# Travail demandé
Recopiez à l'identique, s'il vous plaît, le passage ci-dessous sur Miffy, en commençant par « Même si graphiquement » et en continuant jusqu'à « enfiler un pantalon. ».

# Passage sélectionné
######

En 1963, Miffy réapparaît, dans sa forme presque définitive, sa tête s’est considérablement arrondie, , elle s’est aussi agrandie, ce qui lui donne un air nettement plus sympathique. D’ailleurs dans ce premier album Miffy s’endort car sa tête est trop lourde à porter. Avec peu, Dick Bruna parvient à donner vie à son lapin, on peut lire des émotions en observant l’inclinaison des oreilles, la position des yeux, la forme de la croix qui lui sert de bouche.


Même si graphiquement Miffy paraît révolutionnaire pour l’époque, ses histoires s’inscrivent dans la tradition, et dans un certain classicisme. Ce qui leur a souvent valu le qualificatif de niaises. Miffy est une enfant sage, assez dépendante de ses parents. Ce n’est pas non plus un modèle d’émancipation de la femme, puisqu’il faudra attendre 2004 pour que Miffy lâche sa robe pour enfiler un pantalon.
Néanmoins elle a évolué, parallèlement à son évolution graphique (ses oreilles se sont arrondies, ses yeux se sont rapprochés, sa tête s’est encore agrandie) Miffy est devenue plus indépendante, Dick Bruna a osé aborder d’autres thèmes, comme la mort ou l’absence.

######

# Extrait des données
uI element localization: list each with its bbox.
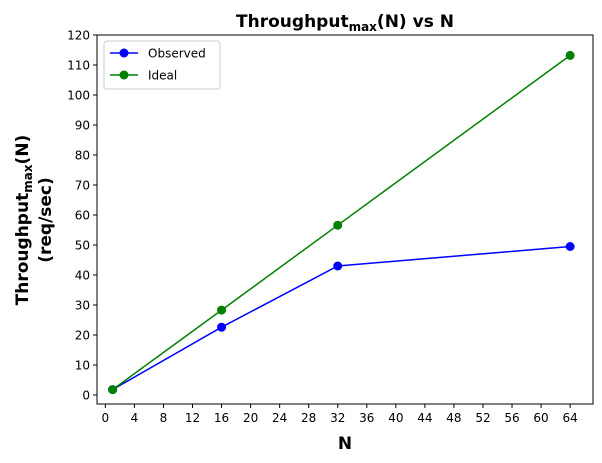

######

# Solution du problème
Même si graphiquement Miffy paraît révolutionnaire pour l’époque, ses histoires s’inscrivent dans la tradition, et dans un certain classicisme. Ce qui leur a souvent valu le qualificatif de niaises. Miffy est une enfant sage, assez dépendante de ses parents. Ce n’est pas non plus un modèle d’émancipation de la femme, puisqu’il faudra attendre 2004 pour que Miffy lâche sa robe pour enfiler un pantalon.